--- begin Extracted data ---

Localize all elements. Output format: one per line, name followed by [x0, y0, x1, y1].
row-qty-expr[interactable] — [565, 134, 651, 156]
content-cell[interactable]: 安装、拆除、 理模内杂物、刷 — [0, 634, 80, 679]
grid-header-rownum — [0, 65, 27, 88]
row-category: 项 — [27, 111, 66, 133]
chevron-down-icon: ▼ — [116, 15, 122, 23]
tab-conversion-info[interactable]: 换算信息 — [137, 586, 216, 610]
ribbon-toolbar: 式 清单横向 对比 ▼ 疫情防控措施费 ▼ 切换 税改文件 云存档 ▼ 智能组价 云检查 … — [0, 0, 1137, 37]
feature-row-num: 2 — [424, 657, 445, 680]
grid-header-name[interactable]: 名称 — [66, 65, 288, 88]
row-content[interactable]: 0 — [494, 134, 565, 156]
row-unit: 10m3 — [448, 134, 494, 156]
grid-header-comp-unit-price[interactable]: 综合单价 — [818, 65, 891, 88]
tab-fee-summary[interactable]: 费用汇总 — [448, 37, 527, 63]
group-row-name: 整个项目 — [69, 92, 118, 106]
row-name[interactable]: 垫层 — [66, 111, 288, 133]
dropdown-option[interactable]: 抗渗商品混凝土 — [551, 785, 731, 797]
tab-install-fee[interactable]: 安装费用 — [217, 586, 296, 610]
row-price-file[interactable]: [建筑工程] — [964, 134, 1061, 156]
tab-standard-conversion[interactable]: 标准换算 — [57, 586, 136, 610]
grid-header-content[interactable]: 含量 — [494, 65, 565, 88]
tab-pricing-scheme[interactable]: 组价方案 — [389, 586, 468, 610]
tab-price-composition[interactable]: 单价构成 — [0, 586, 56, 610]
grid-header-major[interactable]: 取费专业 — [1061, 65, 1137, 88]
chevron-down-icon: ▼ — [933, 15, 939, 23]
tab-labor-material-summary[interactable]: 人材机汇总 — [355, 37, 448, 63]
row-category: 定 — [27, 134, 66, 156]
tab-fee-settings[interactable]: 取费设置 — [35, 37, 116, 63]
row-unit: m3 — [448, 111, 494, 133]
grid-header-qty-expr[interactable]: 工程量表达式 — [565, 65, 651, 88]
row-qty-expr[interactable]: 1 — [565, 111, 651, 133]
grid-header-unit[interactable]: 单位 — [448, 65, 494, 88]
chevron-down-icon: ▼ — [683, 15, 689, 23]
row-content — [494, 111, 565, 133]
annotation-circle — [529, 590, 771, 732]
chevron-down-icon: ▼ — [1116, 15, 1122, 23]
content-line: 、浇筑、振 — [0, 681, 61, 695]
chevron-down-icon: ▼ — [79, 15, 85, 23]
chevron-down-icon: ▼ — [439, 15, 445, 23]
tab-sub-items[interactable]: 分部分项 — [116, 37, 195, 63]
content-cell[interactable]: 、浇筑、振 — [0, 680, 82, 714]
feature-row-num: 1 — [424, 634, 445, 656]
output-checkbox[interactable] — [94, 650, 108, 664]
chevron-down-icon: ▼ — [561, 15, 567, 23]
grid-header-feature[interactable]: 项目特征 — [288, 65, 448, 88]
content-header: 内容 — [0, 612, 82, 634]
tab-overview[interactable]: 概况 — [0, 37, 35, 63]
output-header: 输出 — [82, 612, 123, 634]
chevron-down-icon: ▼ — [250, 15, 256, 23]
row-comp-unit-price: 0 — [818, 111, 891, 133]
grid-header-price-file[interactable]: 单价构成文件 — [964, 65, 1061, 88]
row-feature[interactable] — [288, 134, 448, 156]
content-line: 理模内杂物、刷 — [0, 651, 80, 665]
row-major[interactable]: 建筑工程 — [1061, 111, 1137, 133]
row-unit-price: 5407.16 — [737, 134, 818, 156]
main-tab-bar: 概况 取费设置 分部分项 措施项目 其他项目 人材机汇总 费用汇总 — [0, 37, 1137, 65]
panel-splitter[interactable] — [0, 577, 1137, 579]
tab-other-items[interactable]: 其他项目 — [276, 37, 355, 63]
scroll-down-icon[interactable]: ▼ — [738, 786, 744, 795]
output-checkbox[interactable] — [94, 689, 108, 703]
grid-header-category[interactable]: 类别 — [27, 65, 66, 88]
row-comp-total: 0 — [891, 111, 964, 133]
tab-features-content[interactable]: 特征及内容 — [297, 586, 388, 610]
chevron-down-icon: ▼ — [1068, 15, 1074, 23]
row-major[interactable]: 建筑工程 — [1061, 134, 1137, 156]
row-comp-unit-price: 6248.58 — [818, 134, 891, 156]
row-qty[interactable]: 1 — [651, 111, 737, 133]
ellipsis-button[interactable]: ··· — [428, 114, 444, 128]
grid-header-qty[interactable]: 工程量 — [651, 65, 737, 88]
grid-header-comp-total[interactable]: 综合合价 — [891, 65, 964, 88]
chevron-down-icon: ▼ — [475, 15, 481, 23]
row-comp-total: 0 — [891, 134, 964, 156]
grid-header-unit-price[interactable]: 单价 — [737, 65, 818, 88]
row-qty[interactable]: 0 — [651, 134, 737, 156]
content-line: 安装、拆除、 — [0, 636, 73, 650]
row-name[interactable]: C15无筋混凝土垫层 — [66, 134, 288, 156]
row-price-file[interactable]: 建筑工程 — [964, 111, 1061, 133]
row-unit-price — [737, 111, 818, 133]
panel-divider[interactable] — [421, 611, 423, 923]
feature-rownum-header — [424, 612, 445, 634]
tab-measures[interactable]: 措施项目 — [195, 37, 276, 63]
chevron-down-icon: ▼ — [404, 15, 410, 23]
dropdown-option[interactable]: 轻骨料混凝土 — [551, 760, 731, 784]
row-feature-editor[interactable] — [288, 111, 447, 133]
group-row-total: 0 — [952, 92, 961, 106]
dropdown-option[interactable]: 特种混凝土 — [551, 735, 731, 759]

--- end Extracted data ---

Reproduce the items above, substituting "dropdown-arrow" for every "chevron-down-icon" and keeping everything else identical.

■ **Response to the task**:
Localize all elements. Output format: one per line, name followed by [x0, y0, x1, y1].
row-qty-expr[interactable] — [565, 134, 651, 156]
content-cell[interactable]: 安装、拆除、 理模内杂物、刷 — [0, 634, 80, 679]
grid-header-rownum — [0, 65, 27, 88]
row-category: 项 — [27, 111, 66, 133]
dropdown-arrow: ▼ — [116, 15, 122, 23]
tab-conversion-info[interactable]: 换算信息 — [137, 586, 216, 610]
ribbon-toolbar: 式 清单横向 对比 ▼ 疫情防控措施费 ▼ 切换 税改文件 云存档 ▼ 智能组价 云检查 … — [0, 0, 1137, 37]
feature-row-num: 2 — [424, 657, 445, 680]
grid-header-name[interactable]: 名称 — [66, 65, 288, 88]
row-content[interactable]: 0 — [494, 134, 565, 156]
row-unit: 10m3 — [448, 134, 494, 156]
grid-header-comp-unit-price[interactable]: 综合单价 — [818, 65, 891, 88]
tab-fee-summary[interactable]: 费用汇总 — [448, 37, 527, 63]
group-row-name: 整个项目 — [69, 92, 118, 106]
row-name[interactable]: 垫层 — [66, 111, 288, 133]
dropdown-option[interactable]: 抗渗商品混凝土 — [551, 785, 731, 797]
tab-install-fee[interactable]: 安装费用 — [217, 586, 296, 610]
row-price-file[interactable]: [建筑工程] — [964, 134, 1061, 156]
tab-standard-conversion[interactable]: 标准换算 — [57, 586, 136, 610]
grid-header-content[interactable]: 含量 — [494, 65, 565, 88]
tab-pricing-scheme[interactable]: 组价方案 — [389, 586, 468, 610]
tab-price-composition[interactable]: 单价构成 — [0, 586, 56, 610]
grid-header-major[interactable]: 取费专业 — [1061, 65, 1137, 88]
dropdown-arrow: ▼ — [933, 15, 939, 23]
tab-labor-material-summary[interactable]: 人材机汇总 — [355, 37, 448, 63]
row-category: 定 — [27, 134, 66, 156]
tab-fee-settings[interactable]: 取费设置 — [35, 37, 116, 63]
row-unit: m3 — [448, 111, 494, 133]
grid-header-qty-expr[interactable]: 工程量表达式 — [565, 65, 651, 88]
row-qty-expr[interactable]: 1 — [565, 111, 651, 133]
grid-header-unit[interactable]: 单位 — [448, 65, 494, 88]
dropdown-arrow: ▼ — [683, 15, 689, 23]
row-content — [494, 111, 565, 133]
annotation-circle — [529, 590, 771, 732]
dropdown-arrow: ▼ — [1116, 15, 1122, 23]
content-line: 、浇筑、振 — [0, 681, 61, 695]
dropdown-arrow: ▼ — [79, 15, 85, 23]
dropdown-arrow: ▼ — [439, 15, 445, 23]
tab-sub-items[interactable]: 分部分项 — [116, 37, 195, 63]
content-cell[interactable]: 、浇筑、振 — [0, 680, 82, 714]
feature-row-num: 1 — [424, 634, 445, 656]
output-checkbox[interactable] — [94, 650, 108, 664]
dropdown-arrow: ▼ — [561, 15, 567, 23]
grid-header-feature[interactable]: 项目特征 — [288, 65, 448, 88]
content-header: 内容 — [0, 612, 82, 634]
tab-overview[interactable]: 概况 — [0, 37, 35, 63]
output-header: 输出 — [82, 612, 123, 634]
dropdown-arrow: ▼ — [250, 15, 256, 23]
row-comp-unit-price: 0 — [818, 111, 891, 133]
grid-header-price-file[interactable]: 单价构成文件 — [964, 65, 1061, 88]
row-feature[interactable] — [288, 134, 448, 156]
content-line: 理模内杂物、刷 — [0, 651, 80, 665]
row-major[interactable]: 建筑工程 — [1061, 111, 1137, 133]
row-unit-price: 5407.16 — [737, 134, 818, 156]
main-tab-bar: 概况 取费设置 分部分项 措施项目 其他项目 人材机汇总 费用汇总 — [0, 37, 1137, 65]
panel-splitter[interactable] — [0, 577, 1137, 579]
tab-other-items[interactable]: 其他项目 — [276, 37, 355, 63]
scroll-down-icon[interactable]: ▼ — [738, 786, 744, 795]
output-checkbox[interactable] — [94, 689, 108, 703]
grid-header-category[interactable]: 类别 — [27, 65, 66, 88]
row-comp-total: 0 — [891, 111, 964, 133]
tab-features-content[interactable]: 特征及内容 — [297, 586, 388, 610]
dropdown-arrow: ▼ — [1068, 15, 1074, 23]
row-major[interactable]: 建筑工程 — [1061, 134, 1137, 156]
row-comp-unit-price: 6248.58 — [818, 134, 891, 156]
row-qty[interactable]: 1 — [651, 111, 737, 133]
ellipsis-button[interactable]: ··· — [428, 114, 444, 128]
grid-header-qty[interactable]: 工程量 — [651, 65, 737, 88]
grid-header-comp-total[interactable]: 综合合价 — [891, 65, 964, 88]
dropdown-arrow: ▼ — [475, 15, 481, 23]
row-comp-total: 0 — [891, 134, 964, 156]
grid-header-unit-price[interactable]: 单价 — [737, 65, 818, 88]
row-qty[interactable]: 0 — [651, 134, 737, 156]
content-line: 安装、拆除、 — [0, 636, 73, 650]
row-name[interactable]: C15无筋混凝土垫层 — [66, 134, 288, 156]
row-price-file[interactable]: 建筑工程 — [964, 111, 1061, 133]
row-unit-price — [737, 111, 818, 133]
panel-divider[interactable] — [421, 611, 423, 923]
feature-rownum-header — [424, 612, 445, 634]
tab-measures[interactable]: 措施项目 — [195, 37, 276, 63]
dropdown-arrow: ▼ — [404, 15, 410, 23]
dropdown-option[interactable]: 轻骨料混凝土 — [551, 760, 731, 784]
row-feature-editor[interactable] — [288, 111, 447, 133]
group-row-total: 0 — [952, 92, 961, 106]
dropdown-option[interactable]: 特种混凝土 — [551, 735, 731, 759]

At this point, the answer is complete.